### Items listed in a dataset
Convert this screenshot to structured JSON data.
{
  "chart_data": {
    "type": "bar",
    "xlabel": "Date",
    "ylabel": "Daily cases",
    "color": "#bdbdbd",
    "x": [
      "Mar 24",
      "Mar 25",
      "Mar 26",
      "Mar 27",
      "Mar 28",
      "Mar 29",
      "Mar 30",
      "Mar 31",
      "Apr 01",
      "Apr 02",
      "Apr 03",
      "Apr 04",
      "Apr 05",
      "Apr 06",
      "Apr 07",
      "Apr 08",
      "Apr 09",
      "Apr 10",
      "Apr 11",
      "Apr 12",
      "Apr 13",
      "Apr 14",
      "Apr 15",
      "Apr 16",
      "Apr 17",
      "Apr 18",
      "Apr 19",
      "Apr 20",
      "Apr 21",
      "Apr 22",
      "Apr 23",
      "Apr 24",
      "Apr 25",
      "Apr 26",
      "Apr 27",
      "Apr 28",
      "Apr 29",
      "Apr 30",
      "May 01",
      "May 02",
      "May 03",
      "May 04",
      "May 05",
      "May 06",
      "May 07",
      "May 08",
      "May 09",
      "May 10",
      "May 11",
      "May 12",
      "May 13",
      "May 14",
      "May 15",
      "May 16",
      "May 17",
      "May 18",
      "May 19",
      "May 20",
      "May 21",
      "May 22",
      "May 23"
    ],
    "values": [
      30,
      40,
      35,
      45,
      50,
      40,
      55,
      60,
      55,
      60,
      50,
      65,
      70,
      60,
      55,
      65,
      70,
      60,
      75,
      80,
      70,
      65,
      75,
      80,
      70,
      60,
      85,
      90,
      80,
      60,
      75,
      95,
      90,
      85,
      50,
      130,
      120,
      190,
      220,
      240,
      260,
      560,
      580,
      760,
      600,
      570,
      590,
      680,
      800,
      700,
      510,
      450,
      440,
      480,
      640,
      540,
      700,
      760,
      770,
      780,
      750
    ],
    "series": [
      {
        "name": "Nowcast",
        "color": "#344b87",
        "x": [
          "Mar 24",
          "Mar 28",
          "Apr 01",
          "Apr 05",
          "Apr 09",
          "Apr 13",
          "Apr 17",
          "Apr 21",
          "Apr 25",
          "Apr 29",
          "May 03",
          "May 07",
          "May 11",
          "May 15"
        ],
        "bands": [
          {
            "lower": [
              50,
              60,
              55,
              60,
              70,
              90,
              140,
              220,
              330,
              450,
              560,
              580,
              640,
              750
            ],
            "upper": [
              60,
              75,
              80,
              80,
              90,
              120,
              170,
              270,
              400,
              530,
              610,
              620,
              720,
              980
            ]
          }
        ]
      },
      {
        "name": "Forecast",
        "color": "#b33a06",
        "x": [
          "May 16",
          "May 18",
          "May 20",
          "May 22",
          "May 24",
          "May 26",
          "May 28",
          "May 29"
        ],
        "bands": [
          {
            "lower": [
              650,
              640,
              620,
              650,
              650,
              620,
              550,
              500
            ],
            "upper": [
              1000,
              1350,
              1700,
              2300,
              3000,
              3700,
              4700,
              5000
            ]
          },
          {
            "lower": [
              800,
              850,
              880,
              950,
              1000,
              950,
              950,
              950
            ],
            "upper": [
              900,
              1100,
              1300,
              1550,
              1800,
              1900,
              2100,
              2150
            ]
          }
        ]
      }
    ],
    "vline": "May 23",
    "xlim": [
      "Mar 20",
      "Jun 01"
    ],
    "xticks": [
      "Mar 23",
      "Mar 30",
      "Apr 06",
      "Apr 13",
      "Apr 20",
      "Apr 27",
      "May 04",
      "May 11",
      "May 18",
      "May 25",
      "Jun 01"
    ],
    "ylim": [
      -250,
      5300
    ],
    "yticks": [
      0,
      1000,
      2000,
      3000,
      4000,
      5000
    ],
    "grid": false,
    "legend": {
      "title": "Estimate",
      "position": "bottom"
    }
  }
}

---

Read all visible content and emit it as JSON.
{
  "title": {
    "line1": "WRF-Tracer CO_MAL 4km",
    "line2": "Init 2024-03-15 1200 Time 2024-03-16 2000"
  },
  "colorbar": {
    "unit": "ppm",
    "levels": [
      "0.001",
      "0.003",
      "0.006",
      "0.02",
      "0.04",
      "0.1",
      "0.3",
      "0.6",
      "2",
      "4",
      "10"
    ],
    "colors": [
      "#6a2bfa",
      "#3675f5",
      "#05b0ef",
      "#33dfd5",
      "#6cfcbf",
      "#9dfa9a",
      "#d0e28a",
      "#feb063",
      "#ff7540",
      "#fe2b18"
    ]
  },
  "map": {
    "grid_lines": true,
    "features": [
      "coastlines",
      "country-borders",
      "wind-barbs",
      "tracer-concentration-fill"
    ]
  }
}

### Exercise
Show the lines of the records that contain the word "JSON".

### Problem solution
Convert this screenshot to structured JSON data.
Read all visible content and emit it as JSON.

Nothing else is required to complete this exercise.